Please reproduce, unchanged, the stretch from the start of the records through the line containing "label-marker-4 (252, 175, 259, 182)".

━━━━━ Provided data

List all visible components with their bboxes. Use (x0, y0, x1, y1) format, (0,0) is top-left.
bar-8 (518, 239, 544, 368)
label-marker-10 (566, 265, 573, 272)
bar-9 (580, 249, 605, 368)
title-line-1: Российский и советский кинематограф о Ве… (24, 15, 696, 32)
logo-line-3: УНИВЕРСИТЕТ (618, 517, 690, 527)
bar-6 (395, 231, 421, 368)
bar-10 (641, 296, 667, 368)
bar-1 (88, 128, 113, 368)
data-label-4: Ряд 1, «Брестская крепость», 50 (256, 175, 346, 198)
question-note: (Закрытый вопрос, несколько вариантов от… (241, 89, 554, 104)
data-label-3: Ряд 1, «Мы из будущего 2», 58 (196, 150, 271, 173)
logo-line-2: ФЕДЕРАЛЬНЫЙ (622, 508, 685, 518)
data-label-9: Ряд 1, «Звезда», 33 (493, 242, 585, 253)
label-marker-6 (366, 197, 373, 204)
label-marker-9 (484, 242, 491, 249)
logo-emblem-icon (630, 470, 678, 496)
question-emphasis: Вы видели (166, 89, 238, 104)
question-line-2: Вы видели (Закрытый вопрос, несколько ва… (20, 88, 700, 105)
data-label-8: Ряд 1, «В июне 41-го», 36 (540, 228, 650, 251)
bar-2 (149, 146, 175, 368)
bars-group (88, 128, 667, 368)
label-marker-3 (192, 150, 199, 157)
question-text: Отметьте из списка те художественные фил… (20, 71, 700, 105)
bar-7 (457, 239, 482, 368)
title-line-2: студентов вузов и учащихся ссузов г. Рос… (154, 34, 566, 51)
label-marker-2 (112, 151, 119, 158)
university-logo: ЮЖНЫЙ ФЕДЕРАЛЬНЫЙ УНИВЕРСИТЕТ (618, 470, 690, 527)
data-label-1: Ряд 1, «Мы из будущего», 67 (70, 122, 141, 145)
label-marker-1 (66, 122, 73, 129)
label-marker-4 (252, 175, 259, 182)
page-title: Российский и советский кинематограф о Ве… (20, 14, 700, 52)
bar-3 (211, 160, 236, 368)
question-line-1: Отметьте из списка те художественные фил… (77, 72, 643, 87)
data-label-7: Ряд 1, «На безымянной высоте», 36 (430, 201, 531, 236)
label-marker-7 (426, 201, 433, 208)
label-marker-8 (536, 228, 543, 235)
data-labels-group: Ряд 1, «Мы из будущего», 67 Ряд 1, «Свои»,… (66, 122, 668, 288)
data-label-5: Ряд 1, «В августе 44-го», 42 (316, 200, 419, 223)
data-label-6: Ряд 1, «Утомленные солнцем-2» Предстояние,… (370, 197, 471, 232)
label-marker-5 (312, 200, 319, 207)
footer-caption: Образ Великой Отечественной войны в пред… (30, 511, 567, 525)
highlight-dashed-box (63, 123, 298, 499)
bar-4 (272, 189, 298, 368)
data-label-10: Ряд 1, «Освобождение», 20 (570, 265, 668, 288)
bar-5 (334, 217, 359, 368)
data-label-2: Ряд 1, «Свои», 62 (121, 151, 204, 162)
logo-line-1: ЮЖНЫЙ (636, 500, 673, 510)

━━━━━━━━━━

# Task answer
List all visible components with their bboxes. Use (x0, y0, x1, y1) format, (0,0) is top-left.
bar-8 (518, 239, 544, 368)
label-marker-10 (566, 265, 573, 272)
bar-9 (580, 249, 605, 368)
title-line-1: Российский и советский кинематограф о Ве… (24, 15, 696, 32)
logo-line-3: УНИВЕРСИТЕТ (618, 517, 690, 527)
bar-6 (395, 231, 421, 368)
bar-10 (641, 296, 667, 368)
bar-1 (88, 128, 113, 368)
data-label-4: Ряд 1, «Брестская крепость», 50 (256, 175, 346, 198)
question-note: (Закрытый вопрос, несколько вариантов от… (241, 89, 554, 104)
data-label-3: Ряд 1, «Мы из будущего 2», 58 (196, 150, 271, 173)
logo-line-2: ФЕДЕРАЛЬНЫЙ (622, 508, 685, 518)
data-label-9: Ряд 1, «Звезда», 33 (493, 242, 585, 253)
label-marker-6 (366, 197, 373, 204)
label-marker-9 (484, 242, 491, 249)
logo-emblem-icon (630, 470, 678, 496)
question-emphasis: Вы видели (166, 89, 238, 104)
question-line-2: Вы видели (Закрытый вопрос, несколько ва… (20, 88, 700, 105)
data-label-8: Ряд 1, «В июне 41-го», 36 (540, 228, 650, 251)
bar-2 (149, 146, 175, 368)
bars-group (88, 128, 667, 368)
label-marker-3 (192, 150, 199, 157)
question-text: Отметьте из списка те художественные фил… (20, 71, 700, 105)
bar-7 (457, 239, 482, 368)
title-line-2: студентов вузов и учащихся ссузов г. Рос… (154, 34, 566, 51)
label-marker-2 (112, 151, 119, 158)
university-logo: ЮЖНЫЙ ФЕДЕРАЛЬНЫЙ УНИВЕРСИТЕТ (618, 470, 690, 527)
data-label-1: Ряд 1, «Мы из будущего», 67 (70, 122, 141, 145)
label-marker-1 (66, 122, 73, 129)
label-marker-4 (252, 175, 259, 182)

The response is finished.